Problem statement
Below are some records; reproduce every one of them exactly.

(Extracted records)
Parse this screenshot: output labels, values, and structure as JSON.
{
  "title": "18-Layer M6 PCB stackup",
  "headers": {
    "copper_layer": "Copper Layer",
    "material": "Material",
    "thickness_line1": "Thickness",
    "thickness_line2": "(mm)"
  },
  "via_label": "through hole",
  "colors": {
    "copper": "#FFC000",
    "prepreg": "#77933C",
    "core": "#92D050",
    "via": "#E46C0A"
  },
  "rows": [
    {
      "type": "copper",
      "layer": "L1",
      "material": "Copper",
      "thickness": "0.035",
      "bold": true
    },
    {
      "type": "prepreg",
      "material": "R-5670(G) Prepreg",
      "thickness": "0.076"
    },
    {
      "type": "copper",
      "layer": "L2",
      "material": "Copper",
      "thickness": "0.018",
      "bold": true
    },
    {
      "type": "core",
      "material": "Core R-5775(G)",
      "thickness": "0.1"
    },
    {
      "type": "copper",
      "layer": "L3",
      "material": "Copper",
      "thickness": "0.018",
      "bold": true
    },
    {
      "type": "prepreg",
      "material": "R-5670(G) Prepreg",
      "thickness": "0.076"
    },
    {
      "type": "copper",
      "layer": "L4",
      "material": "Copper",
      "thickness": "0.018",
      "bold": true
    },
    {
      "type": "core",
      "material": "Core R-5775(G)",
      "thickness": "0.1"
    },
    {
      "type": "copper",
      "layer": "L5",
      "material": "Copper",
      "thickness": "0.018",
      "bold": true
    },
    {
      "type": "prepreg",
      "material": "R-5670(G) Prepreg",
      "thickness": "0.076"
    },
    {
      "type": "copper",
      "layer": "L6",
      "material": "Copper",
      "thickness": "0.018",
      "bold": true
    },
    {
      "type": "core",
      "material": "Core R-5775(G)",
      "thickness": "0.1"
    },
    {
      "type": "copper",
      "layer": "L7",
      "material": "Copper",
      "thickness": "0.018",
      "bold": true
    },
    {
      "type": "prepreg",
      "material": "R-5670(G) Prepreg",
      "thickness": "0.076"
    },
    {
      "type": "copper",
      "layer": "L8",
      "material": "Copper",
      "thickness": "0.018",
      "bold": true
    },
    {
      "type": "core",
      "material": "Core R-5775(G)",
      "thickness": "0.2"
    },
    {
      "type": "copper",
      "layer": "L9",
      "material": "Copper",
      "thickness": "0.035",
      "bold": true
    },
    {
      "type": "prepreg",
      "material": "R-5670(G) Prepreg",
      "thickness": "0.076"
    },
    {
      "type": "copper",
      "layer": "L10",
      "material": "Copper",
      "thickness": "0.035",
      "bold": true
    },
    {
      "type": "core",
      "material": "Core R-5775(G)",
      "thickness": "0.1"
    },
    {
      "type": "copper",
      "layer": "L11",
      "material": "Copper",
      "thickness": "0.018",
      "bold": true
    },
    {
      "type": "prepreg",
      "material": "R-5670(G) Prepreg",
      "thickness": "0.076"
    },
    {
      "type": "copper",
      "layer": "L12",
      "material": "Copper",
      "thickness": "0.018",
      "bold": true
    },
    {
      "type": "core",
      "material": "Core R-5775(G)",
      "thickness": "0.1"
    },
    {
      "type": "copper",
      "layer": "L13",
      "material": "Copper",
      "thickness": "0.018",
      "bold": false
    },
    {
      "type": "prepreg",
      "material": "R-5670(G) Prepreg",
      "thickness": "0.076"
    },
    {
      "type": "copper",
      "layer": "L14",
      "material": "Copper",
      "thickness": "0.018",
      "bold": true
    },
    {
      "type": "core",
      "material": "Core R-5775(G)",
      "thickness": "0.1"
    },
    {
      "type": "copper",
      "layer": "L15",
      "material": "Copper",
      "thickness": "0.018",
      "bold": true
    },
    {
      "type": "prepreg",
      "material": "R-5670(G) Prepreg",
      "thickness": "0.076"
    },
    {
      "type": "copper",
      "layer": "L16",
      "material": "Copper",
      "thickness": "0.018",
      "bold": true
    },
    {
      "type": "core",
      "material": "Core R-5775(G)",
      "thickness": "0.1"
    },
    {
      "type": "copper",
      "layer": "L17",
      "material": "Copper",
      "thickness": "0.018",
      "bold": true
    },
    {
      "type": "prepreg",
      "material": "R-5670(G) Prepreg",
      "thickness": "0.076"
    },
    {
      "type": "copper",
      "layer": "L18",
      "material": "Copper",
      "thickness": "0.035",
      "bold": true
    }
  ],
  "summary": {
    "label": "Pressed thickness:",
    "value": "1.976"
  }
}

Correct output
Parse this screenshot: output labels, values, and structure as JSON.
{
  "title": "18-Layer M6 PCB stackup",
  "headers": {
    "copper_layer": "Copper Layer",
    "material": "Material",
    "thickness_line1": "Thickness",
    "thickness_line2": "(mm)"
  },
  "via_label": "through hole",
  "colors": {
    "copper": "#FFC000",
    "prepreg": "#77933C",
    "core": "#92D050",
    "via": "#E46C0A"
  },
  "rows": [
    {
      "type": "copper",
      "layer": "L1",
      "material": "Copper",
      "thickness": "0.035",
      "bold": true
    },
    {
      "type": "prepreg",
      "material": "R-5670(G) Prepreg",
      "thickness": "0.076"
    },
    {
      "type": "copper",
      "layer": "L2",
      "material": "Copper",
      "thickness": "0.018",
      "bold": true
    },
    {
      "type": "core",
      "material": "Core R-5775(G)",
      "thickness": "0.1"
    },
    {
      "type": "copper",
      "layer": "L3",
      "material": "Copper",
      "thickness": "0.018",
      "bold": true
    },
    {
      "type": "prepreg",
      "material": "R-5670(G) Prepreg",
      "thickness": "0.076"
    },
    {
      "type": "copper",
      "layer": "L4",
      "material": "Copper",
      "thickness": "0.018",
      "bold": true
    },
    {
      "type": "core",
      "material": "Core R-5775(G)",
      "thickness": "0.1"
    },
    {
      "type": "copper",
      "layer": "L5",
      "material": "Copper",
      "thickness": "0.018",
      "bold": true
    },
    {
      "type": "prepreg",
      "material": "R-5670(G) Prepreg",
      "thickness": "0.076"
    },
    {
      "type": "copper",
      "layer": "L6",
      "material": "Copper",
      "thickness": "0.018",
      "bold": true
    },
    {
      "type": "core",
      "material": "Core R-5775(G)",
      "thickness": "0.1"
    },
    {
      "type": "copper",
      "layer": "L7",
      "material": "Copper",
      "thickness": "0.018",
      "bold": true
    },
    {
      "type": "prepreg",
      "material": "R-5670(G) Prepreg",
      "thickness": "0.076"
    },
    {
      "type": "copper",
      "layer": "L8",
      "material": "Copper",
      "thickness": "0.018",
      "bold": true
    },
    {
      "type": "core",
      "material": "Core R-5775(G)",
      "thickness": "0.2"
    },
    {
      "type": "copper",
      "layer": "L9",
      "material": "Copper",
      "thickness": "0.035",
      "bold": true
    },
    {
      "type": "prepreg",
      "material": "R-5670(G) Prepreg",
      "thickness": "0.076"
    },
    {
      "type": "copper",
      "layer": "L10",
      "material": "Copper",
      "thickness": "0.035",
      "bold": true
    },
    {
      "type": "core",
      "material": "Core R-5775(G)",
      "thickness": "0.1"
    },
    {
      "type": "copper",
      "layer": "L11",
      "material": "Copper",
      "thickness": "0.018",
      "bold": true
    },
    {
      "type": "prepreg",
      "material": "R-5670(G) Prepreg",
      "thickness": "0.076"
    },
    {
      "type": "copper",
      "layer": "L12",
      "material": "Copper",
      "thickness": "0.018",
      "bold": true
    },
    {
      "type": "core",
      "material": "Core R-5775(G)",
      "thickness": "0.1"
    },
    {
      "type": "copper",
      "layer": "L13",
      "material": "Copper",
      "thickness": "0.018",
      "bold": false
    },
    {
      "type": "prepreg",
      "material": "R-5670(G) Prepreg",
      "thickness": "0.076"
    },
    {
      "type": "copper",
      "layer": "L14",
      "material": "Copper",
      "thickness": "0.018",
      "bold": true
    },
    {
      "type": "core",
      "material": "Core R-5775(G)",
      "thickness": "0.1"
    },
    {
      "type": "copper",
      "layer": "L15",
      "material": "Copper",
      "thickness": "0.018",
      "bold": true
    },
    {
      "type": "prepreg",
      "material": "R-5670(G) Prepreg",
      "thickness": "0.076"
    },
    {
      "type": "copper",
      "layer": "L16",
      "material": "Copper",
      "thickness": "0.018",
      "bold": true
    },
    {
      "type": "core",
      "material": "Core R-5775(G)",
      "thickness": "0.1"
    },
    {
      "type": "copper",
      "layer": "L17",
      "material": "Copper",
      "thickness": "0.018",
      "bold": true
    },
    {
      "type": "prepreg",
      "material": "R-5670(G) Prepreg",
      "thickness": "0.076"
    },
    {
      "type": "copper",
      "layer": "L18",
      "material": "Copper",
      "thickness": "0.035",
      "bold": true
    }
  ],
  "summary": {
    "label": "Pressed thickness:",
    "value": "1.976"
  }
}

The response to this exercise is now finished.